(PROBLEMAS A RESOLVER)
[1] Según el texto sobre las elecciones americanas, ¿qué exige la concepción cívica y populista de la democracia?
[2] ¿Cómo se traduce al inglés esta oración del texto sobre las elecciones americanas: "Y es que los productos de la industria cultural americana explican las actuales confrontaciones políticas mejor que muchos tratados de teoría de la democracia."?

(TEXTO SELECCIONADO)
——————

Sin todos los matices que requeriría semejante encuadramiento,
considero que Trump y Sanders aspiraban a representar lo primero, el
ideal cívico, mientras que los partidos republicano y demócrata serían
vistos como lo segundo, el llamado establishment. Las elecciones
americanas han reactivado el mito del common man de la tradición
radical-plebeya, tan presente en el relato fundacional de los Estados
Unidos, la relación inmediata con la naturaleza, el papel del trabajo, el
rechazo de la abstracción y la burocracia, las intrigas políticas del poder
federal, la aversión por la corrupción y los grupos organizados, una fe
inquebrantable en los ideales americanos y el bien común. Al igual que
ocurrió con el Brexit, que hizo visible la contraposición entre el campo y
la ciudad, las recientes elecciones americanas han reflejado la oposición
entre el sueño jeffersoniano de una democracia descentralizada de los
pequeños propietarios y la concepción hamiltoniana de un poder
centralizador e industrial. Mientras que la democracia liberal requiere
únicamente una sociedad de consumidores cultivados, la concepción
cívica, populista, de la democracia exige un mundo entero de héroes,
como afirmaba Christopher Lasch. Este sociólogo reivindicó hace años
una identidad del Midwest, donde se encontraría una auténtica cultura
democrática americana de inspiración protestante (unos tipos sobre los
que Robert Altman construyó su película The Last Show, por citar un solo
ejemplo, de entre los muchos que podrían mencionarse). Y es que los
productos de la industria cultural americana explican las actuales
confrontaciones políticas mejor que muchos tratados de teoría de la
democracia. Encontramos esa celebración del hombre democrático en
las películas de Frank Capra, donde se ensalza el ideal americano, la
vida de la comunidad cívica que reposa sobre la ética individual de sus
miembros, un modelo de virtud que parece anacrónico en la época de la
manipulación política, los escándalos financieros y el trabajo
deslocalizado. En alguno de los personajes de sus películas (pensemos
en James Stewart interpretando al protagonista de ¡Qué bello es vivir!)

——————

(DATOS DE ORIGEN)
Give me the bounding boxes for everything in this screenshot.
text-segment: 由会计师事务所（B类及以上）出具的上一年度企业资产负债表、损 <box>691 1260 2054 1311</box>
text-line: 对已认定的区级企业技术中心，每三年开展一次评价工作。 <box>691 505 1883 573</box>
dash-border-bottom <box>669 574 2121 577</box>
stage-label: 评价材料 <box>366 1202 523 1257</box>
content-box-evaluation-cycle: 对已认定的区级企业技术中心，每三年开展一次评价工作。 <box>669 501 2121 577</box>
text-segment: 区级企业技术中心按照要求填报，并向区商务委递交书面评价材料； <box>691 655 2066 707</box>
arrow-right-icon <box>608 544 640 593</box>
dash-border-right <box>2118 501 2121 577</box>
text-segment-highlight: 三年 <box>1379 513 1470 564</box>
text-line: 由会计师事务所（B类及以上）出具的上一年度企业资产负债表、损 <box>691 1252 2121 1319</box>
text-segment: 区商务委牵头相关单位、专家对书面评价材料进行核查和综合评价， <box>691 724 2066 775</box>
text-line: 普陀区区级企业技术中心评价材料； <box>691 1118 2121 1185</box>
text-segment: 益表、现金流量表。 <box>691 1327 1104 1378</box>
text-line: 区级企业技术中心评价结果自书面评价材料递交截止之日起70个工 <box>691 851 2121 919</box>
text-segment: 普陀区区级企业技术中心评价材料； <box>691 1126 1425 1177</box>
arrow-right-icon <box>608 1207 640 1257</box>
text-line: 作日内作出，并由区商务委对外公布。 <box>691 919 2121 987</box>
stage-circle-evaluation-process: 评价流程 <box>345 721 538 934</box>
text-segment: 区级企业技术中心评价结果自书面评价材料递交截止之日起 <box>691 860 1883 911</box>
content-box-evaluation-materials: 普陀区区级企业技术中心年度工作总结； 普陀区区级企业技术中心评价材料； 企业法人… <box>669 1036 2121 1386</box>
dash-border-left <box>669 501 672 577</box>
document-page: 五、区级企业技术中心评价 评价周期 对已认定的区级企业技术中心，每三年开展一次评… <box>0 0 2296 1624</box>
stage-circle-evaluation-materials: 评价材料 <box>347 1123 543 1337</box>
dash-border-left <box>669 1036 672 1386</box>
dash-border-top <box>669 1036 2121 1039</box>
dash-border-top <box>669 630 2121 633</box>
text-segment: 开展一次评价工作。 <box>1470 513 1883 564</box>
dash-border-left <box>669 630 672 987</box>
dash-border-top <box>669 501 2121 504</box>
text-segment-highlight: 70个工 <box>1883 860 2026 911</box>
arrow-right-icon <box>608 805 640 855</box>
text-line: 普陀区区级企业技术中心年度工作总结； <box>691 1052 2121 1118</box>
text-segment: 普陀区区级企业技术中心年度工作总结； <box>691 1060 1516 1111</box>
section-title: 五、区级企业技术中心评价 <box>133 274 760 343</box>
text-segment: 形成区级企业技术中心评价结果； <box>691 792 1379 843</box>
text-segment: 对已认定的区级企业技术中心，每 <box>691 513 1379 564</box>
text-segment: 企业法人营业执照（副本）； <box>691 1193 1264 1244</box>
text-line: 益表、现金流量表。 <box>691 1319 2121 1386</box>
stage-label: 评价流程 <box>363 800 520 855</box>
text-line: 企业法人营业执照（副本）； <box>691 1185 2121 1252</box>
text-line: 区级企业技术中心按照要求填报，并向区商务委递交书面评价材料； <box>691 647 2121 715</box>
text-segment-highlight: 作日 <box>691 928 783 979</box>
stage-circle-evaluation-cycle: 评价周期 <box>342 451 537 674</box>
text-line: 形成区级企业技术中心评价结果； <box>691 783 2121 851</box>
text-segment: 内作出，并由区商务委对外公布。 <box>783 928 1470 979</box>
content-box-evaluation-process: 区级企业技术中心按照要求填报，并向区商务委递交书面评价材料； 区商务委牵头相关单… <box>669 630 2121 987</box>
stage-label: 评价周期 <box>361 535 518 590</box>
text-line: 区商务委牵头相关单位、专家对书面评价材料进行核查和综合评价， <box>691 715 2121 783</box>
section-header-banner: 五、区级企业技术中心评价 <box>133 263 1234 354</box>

——————

(SOLUCIONES DE TAREAS)
[1] Un mundo entero de héroes.

[2] The fact is that the products of the American culture industry explain today's political confrontations better than many treatises on the theory of democracy.